Instructions to follow
Rewrite the window jamb channel block text, everything from "The invention pertains to the" down to "and through the jamb channel.", with "sash" replaced by "movable panel".

Dynamic window jamb channel block

Abstract

The device of the present invention is identified as a chimney block for use in the jamb channels of window frames. The chimney block impedes or substantially reduces the vertical movement of air through the jamb channel. The reduction in air movement improves the insulating properties of the window and minimizes the amount of dust and fine dirt that might otherwise enter the jamb channel resulting in a progressively increasing force required to move the sash through the jamb channel. It consists of a vertical structural element which is secured to a planar sealing element that conforms to the cross section of the jamb channel. Legs or struts are attached in proximity to the other end of the vertical structural element to insure that the chimney block essentially remains in the same position to provide an air block.

Description

FIELD OF THE INVENTION

The invention pertains to the field of window frames. More particularly, the invention pertains to a moveable device that travels up and down the jamb channel of the window frame with the movement of the sash to impede the transfer of air and debris into and through the jamb channel.

BACKGROUND OF THE INVENTION

Window frames may consist of either a single sash or two sashes, and are referred to, respectively, as single or double hung windows. A window assembly generally includes a window frame, at least one sash, a pair of opposing window jambs, each jamb having a channel for allowing the vertical travel of each sash, and usually a balance to assist with the raising and lowering of the sash to which it is attached by providing a counterbalance force to the weight of the sash.

The jambs are vertically positioned on either side of the sash within the window frame assembly. Because they must provide a space to permit the sash shoe or carrier to freely traverse up and down, and the jamb channels are not well sealed at either their top or bottom. The vertically positioned channel forms, in effect, a “chimney” that permits air to easily flow upwardly compromising the insulating value of the window. Further, dust or other fine particles can enter the jamb channel, which can ultimately gum up the carrier or at least increase the force necessary to move the carrier through the channel.

In a conventional curl spring carrier, such as is disclosed in U.S. Pat. Nos. 5,353,548 and 5,463,793, the end of the spring is attached to the wall of the jamb channel via a fastener, most commonly a screw. As the sash is manually moved to either open or close the window, the curl spring, which may be coiled up within the carrier, will either uncoil as the carrier is moved away from the point of attachment or it will retract and recoil itself within the carrier as the carrier is moved toward the point of attachment. The opening of a window will depend on the position of the sash. An upper sash will open by being moved downwardly in the jamb channel and the lower sash will be moved upwardly along the jamb channel. The points of attachment and whether the curl spring is coiled within the carrier or is uncoiled in the sash's “closed” position may vary from window design to window design.

Data segment
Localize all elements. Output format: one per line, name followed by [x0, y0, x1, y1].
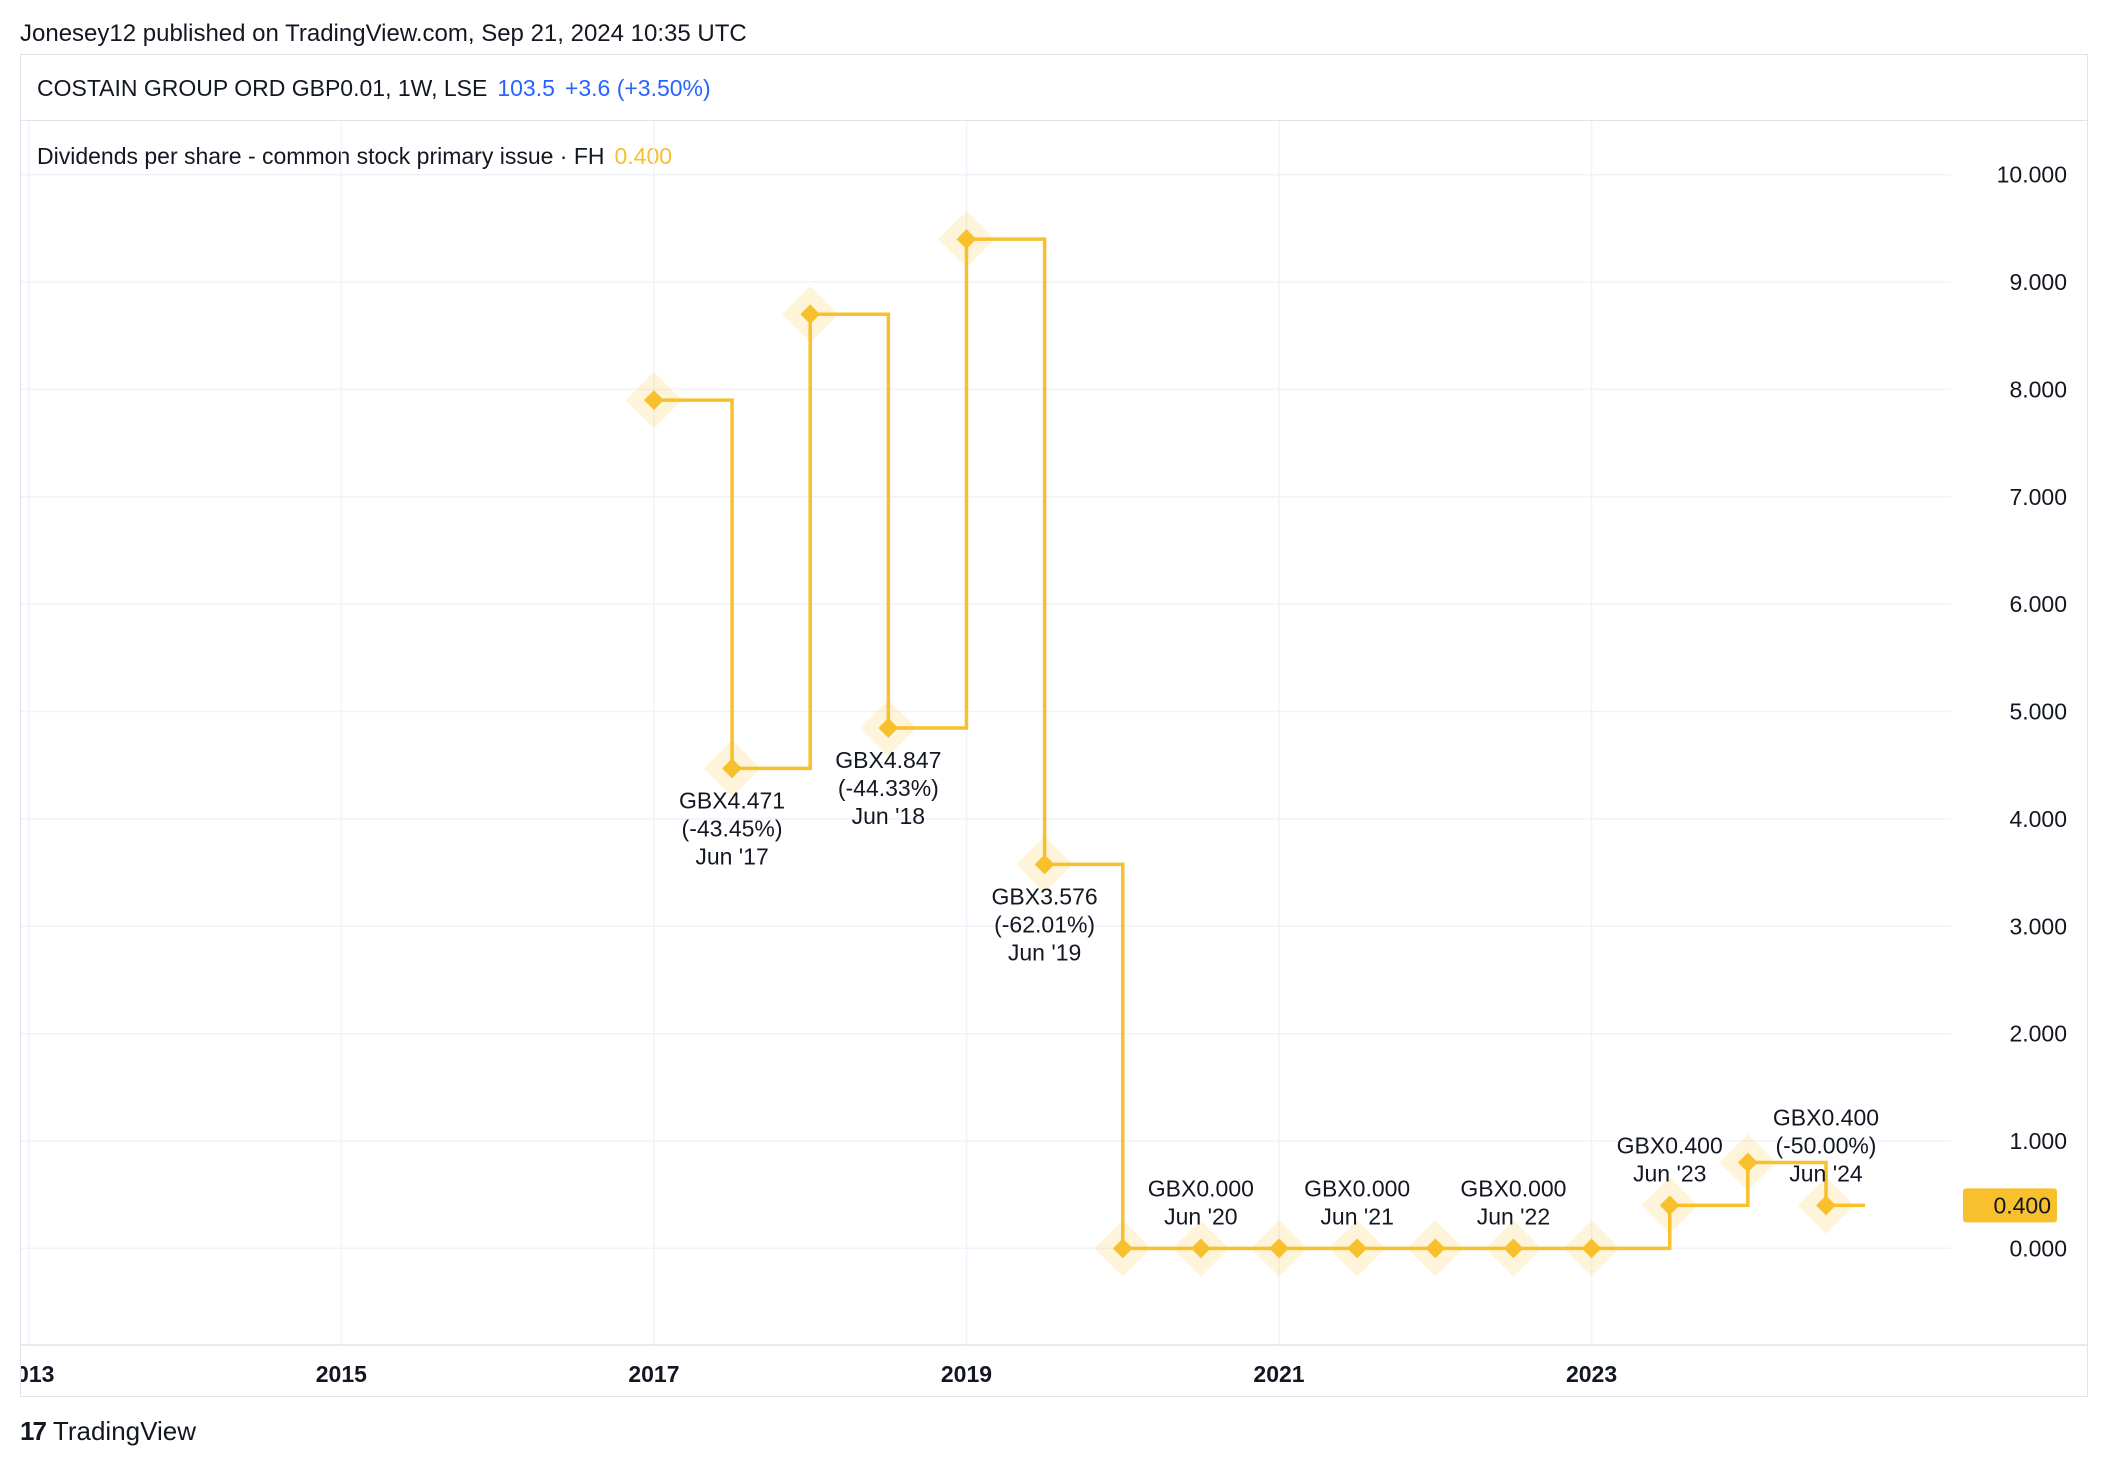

Output of the task
The invention pertains to the field of window frames. More particularly, the invention pertains to a moveable device that travels up and down the jamb channel of the window frame with the movement of the movable panel to impede the transfer of air and debris into and through the jamb channel.